What you will do: Extract all lines in the data that contain the word "content".

Extracted information:
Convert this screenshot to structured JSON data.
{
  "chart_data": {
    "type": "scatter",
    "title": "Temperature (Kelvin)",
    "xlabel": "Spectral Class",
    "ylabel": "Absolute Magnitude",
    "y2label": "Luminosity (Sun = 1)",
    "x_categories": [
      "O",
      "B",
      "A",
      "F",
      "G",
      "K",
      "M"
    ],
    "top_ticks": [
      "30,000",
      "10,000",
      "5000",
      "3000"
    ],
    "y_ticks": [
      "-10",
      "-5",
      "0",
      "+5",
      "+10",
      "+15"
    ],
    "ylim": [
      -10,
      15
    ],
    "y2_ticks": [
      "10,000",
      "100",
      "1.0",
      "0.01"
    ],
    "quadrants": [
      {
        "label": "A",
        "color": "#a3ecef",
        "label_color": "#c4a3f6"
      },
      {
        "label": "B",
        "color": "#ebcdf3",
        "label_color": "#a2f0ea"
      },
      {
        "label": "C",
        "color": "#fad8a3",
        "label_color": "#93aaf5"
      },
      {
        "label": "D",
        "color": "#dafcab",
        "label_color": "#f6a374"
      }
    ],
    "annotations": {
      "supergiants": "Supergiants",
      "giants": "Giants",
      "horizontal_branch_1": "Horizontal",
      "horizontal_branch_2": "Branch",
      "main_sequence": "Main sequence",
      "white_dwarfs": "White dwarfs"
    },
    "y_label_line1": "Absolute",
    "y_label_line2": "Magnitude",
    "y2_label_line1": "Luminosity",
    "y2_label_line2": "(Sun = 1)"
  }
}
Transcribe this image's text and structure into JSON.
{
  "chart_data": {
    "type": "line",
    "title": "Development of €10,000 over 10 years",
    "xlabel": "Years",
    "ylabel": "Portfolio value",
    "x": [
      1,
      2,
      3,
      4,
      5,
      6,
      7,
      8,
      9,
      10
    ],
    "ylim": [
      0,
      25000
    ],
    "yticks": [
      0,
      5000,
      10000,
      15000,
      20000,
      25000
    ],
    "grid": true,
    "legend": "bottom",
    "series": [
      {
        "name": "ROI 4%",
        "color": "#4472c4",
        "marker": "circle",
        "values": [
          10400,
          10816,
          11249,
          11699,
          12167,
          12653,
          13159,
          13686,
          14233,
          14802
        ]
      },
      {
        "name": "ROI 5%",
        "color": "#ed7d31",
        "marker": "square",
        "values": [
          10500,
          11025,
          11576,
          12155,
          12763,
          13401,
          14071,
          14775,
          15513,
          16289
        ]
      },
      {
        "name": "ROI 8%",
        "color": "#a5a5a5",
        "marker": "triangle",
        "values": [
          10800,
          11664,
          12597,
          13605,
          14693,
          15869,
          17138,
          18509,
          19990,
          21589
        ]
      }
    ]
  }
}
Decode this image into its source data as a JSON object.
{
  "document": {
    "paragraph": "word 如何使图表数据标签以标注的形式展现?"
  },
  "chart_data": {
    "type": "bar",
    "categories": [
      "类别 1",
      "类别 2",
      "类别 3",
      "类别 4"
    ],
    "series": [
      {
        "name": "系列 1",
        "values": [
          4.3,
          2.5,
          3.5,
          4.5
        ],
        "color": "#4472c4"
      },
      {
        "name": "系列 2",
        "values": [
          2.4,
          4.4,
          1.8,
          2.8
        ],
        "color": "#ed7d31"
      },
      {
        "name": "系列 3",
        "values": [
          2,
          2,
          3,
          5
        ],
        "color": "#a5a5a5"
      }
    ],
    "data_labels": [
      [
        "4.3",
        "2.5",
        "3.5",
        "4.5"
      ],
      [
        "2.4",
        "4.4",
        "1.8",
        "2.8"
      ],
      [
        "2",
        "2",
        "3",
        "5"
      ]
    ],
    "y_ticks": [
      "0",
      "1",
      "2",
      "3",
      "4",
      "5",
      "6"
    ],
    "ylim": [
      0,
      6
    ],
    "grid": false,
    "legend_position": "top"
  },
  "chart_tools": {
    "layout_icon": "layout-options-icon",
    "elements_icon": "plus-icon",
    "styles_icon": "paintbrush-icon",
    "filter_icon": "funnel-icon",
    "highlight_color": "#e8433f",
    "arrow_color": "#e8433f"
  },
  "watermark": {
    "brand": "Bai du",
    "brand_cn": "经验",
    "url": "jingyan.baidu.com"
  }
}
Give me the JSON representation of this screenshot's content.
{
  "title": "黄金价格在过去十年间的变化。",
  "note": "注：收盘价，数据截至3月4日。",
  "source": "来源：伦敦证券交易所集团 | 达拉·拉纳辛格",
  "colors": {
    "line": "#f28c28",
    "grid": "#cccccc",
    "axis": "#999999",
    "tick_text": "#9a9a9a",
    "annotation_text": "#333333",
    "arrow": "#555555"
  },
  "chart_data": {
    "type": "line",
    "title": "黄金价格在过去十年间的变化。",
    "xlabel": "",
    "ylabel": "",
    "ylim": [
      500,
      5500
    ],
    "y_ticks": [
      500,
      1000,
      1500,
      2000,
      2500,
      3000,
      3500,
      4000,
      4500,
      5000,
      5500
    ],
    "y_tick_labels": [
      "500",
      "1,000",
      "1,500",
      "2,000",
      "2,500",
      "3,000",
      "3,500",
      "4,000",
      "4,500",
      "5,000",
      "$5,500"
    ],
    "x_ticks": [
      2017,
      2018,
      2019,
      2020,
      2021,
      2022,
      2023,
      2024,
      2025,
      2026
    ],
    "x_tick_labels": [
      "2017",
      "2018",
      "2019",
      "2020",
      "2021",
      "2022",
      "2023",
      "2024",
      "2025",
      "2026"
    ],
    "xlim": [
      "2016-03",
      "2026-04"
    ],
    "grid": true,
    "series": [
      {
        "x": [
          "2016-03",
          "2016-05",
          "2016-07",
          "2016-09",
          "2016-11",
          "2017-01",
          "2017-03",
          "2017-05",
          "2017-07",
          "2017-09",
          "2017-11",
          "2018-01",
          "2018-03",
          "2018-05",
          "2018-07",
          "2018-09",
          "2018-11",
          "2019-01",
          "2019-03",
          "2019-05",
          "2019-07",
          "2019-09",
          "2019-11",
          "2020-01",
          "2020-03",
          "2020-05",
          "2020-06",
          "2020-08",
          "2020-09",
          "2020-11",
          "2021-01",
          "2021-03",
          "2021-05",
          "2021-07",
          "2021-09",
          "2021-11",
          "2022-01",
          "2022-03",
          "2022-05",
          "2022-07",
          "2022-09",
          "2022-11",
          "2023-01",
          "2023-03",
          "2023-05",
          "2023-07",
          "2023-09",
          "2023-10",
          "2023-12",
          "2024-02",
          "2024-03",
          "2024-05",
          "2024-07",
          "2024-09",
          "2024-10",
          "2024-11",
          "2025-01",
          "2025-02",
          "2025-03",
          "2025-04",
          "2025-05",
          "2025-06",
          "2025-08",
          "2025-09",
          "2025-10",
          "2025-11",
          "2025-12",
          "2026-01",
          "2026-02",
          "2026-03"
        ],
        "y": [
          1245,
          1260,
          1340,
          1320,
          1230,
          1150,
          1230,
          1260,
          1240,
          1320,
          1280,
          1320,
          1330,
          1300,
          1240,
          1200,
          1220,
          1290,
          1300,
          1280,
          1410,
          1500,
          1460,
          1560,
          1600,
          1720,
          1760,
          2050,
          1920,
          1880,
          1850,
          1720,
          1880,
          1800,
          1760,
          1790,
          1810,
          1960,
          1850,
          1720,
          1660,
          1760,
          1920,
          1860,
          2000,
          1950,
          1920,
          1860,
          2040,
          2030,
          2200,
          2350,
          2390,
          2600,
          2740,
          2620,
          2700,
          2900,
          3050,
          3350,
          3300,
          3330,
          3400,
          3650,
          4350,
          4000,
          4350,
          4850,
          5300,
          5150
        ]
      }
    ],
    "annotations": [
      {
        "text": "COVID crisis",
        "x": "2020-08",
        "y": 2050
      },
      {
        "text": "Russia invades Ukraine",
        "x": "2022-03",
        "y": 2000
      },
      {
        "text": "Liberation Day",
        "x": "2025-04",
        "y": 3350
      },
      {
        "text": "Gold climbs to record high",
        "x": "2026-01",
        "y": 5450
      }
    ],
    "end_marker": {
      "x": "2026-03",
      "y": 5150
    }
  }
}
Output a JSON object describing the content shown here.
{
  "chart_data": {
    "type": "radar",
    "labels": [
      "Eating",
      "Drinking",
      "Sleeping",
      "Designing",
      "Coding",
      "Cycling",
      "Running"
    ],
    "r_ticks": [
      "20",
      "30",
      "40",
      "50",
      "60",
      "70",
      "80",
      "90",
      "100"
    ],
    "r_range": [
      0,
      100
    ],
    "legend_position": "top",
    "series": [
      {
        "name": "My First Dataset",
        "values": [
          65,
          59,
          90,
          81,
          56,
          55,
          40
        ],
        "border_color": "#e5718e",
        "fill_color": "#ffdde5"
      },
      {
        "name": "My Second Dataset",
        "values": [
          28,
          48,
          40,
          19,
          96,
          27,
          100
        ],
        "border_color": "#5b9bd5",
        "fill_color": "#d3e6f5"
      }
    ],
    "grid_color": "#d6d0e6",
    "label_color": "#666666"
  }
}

Answer to the problem:
Give me the JSON representation of this screenshot's content.
Output a JSON object describing the content shown here.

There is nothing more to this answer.